INPUT DATA -
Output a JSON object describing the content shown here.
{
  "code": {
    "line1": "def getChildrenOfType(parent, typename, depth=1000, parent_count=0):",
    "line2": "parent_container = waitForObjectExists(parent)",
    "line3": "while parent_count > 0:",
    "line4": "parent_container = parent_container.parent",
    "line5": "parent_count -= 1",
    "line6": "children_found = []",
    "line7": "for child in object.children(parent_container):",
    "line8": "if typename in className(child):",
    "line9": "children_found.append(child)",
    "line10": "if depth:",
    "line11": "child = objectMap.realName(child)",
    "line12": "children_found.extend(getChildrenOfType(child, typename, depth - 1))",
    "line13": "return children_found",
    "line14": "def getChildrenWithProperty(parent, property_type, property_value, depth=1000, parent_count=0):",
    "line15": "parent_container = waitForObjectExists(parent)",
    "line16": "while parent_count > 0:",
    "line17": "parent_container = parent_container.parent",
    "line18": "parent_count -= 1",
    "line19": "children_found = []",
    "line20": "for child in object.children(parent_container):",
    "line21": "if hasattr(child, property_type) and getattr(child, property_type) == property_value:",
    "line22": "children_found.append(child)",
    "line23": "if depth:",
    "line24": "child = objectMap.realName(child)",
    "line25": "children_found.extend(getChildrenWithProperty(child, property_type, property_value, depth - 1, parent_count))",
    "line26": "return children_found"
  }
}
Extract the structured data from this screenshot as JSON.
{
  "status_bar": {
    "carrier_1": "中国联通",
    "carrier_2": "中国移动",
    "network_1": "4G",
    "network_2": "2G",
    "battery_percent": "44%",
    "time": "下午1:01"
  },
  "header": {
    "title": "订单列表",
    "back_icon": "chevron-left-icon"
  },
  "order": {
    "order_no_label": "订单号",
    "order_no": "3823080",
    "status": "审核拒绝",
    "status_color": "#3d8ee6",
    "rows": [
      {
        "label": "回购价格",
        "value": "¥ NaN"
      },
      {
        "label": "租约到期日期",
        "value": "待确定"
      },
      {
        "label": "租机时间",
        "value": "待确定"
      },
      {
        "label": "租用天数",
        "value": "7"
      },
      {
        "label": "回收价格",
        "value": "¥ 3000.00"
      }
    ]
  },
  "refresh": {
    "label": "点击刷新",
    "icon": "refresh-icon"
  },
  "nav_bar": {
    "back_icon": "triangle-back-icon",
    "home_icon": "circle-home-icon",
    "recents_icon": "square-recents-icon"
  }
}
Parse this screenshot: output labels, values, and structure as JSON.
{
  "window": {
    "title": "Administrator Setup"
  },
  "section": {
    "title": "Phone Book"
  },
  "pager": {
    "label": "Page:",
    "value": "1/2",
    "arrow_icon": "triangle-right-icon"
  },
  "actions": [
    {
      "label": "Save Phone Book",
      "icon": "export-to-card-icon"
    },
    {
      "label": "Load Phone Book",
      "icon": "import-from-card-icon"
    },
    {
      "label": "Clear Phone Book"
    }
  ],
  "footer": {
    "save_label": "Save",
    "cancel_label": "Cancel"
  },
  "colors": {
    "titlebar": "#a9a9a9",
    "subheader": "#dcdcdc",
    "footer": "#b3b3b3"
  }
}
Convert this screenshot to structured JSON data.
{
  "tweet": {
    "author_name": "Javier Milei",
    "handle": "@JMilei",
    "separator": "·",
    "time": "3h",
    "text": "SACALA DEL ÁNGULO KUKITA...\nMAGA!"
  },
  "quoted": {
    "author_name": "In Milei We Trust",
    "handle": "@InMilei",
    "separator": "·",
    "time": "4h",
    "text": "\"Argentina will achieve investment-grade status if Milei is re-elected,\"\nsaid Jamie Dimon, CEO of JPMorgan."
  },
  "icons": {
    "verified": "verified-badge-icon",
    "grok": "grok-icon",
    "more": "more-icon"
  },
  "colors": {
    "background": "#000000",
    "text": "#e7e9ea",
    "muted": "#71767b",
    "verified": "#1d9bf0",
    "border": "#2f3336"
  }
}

WORK INSTRUCTIONS -
Print every line of the records exactly. Omit nothing.

EXERCISE RESPONSE -
Output a JSON object describing the content shown here.
{
  "code": {
    "line1": "def getChildrenOfType(parent, typename, depth=1000, parent_count=0):",
    "line2": "parent_container = waitForObjectExists(parent)",
    "line3": "while parent_count > 0:",
    "line4": "parent_container = parent_container.parent",
    "line5": "parent_count -= 1",
    "line6": "children_found = []",
    "line7": "for child in object.children(parent_container):",
    "line8": "if typename in className(child):",
    "line9": "children_found.append(child)",
    "line10": "if depth:",
    "line11": "child = objectMap.realName(child)",
    "line12": "children_found.extend(getChildrenOfType(child, typename, depth - 1))",
    "line13": "return children_found",
    "line14": "def getChildrenWithProperty(parent, property_type, property_value, depth=1000, parent_count=0):",
    "line15": "parent_container = waitForObjectExists(parent)",
    "line16": "while parent_count > 0:",
    "line17": "parent_container = parent_container.parent",
    "line18": "parent_count -= 1",
    "line19": "children_found = []",
    "line20": "for child in object.children(parent_container):",
    "line21": "if hasattr(child, property_type) and getattr(child, property_type) == property_value:",
    "line22": "children_found.append(child)",
    "line23": "if depth:",
    "line24": "child = objectMap.realName(child)",
    "line25": "children_found.extend(getChildrenWithProperty(child, property_type, property_value, depth - 1, parent_count))",
    "line26": "return children_found"
  }
}
Extract the structured data from this screenshot as JSON.
{
  "status_bar": {
    "carrier_1": "中国联通",
    "carrier_2": "中国移动",
    "network_1": "4G",
    "network_2": "2G",
    "battery_percent": "44%",
    "time": "下午1:01"
  },
  "header": {
    "title": "订单列表",
    "back_icon": "chevron-left-icon"
  },
  "order": {
    "order_no_label": "订单号",
    "order_no": "3823080",
    "status": "审核拒绝",
    "status_color": "#3d8ee6",
    "rows": [
      {
        "label": "回购价格",
        "value": "¥ NaN"
      },
      {
        "label": "租约到期日期",
        "value": "待确定"
      },
      {
        "label": "租机时间",
        "value": "待确定"
      },
      {
        "label": "租用天数",
        "value": "7"
      },
      {
        "label": "回收价格",
        "value": "¥ 3000.00"
      }
    ]
  },
  "refresh": {
    "label": "点击刷新",
    "icon": "refresh-icon"
  },
  "nav_bar": {
    "back_icon": "triangle-back-icon",
    "home_icon": "circle-home-icon",
    "recents_icon": "square-recents-icon"
  }
}
Parse this screenshot: output labels, values, and structure as JSON.
{
  "window": {
    "title": "Administrator Setup"
  },
  "section": {
    "title": "Phone Book"
  },
  "pager": {
    "label": "Page:",
    "value": "1/2",
    "arrow_icon": "triangle-right-icon"
  },
  "actions": [
    {
      "label": "Save Phone Book",
      "icon": "export-to-card-icon"
    },
    {
      "label": "Load Phone Book",
      "icon": "import-from-card-icon"
    },
    {
      "label": "Clear Phone Book"
    }
  ],
  "footer": {
    "save_label": "Save",
    "cancel_label": "Cancel"
  },
  "colors": {
    "titlebar": "#a9a9a9",
    "subheader": "#dcdcdc",
    "footer": "#b3b3b3"
  }
}
Convert this screenshot to structured JSON data.
{
  "tweet": {
    "author_name": "Javier Milei",
    "handle": "@JMilei",
    "separator": "·",
    "time": "3h",
    "text": "SACALA DEL ÁNGULO KUKITA...\nMAGA!"
  },
  "quoted": {
    "author_name": "In Milei We Trust",
    "handle": "@InMilei",
    "separator": "·",
    "time": "4h",
    "text": "\"Argentina will achieve investment-grade status if Milei is re-elected,\"\nsaid Jamie Dimon, CEO of JPMorgan."
  },
  "icons": {
    "verified": "verified-badge-icon",
    "grok": "grok-icon",
    "more": "more-icon"
  },
  "colors": {
    "background": "#000000",
    "text": "#e7e9ea",
    "muted": "#71767b",
    "verified": "#1d9bf0",
    "border": "#2f3336"
  }
}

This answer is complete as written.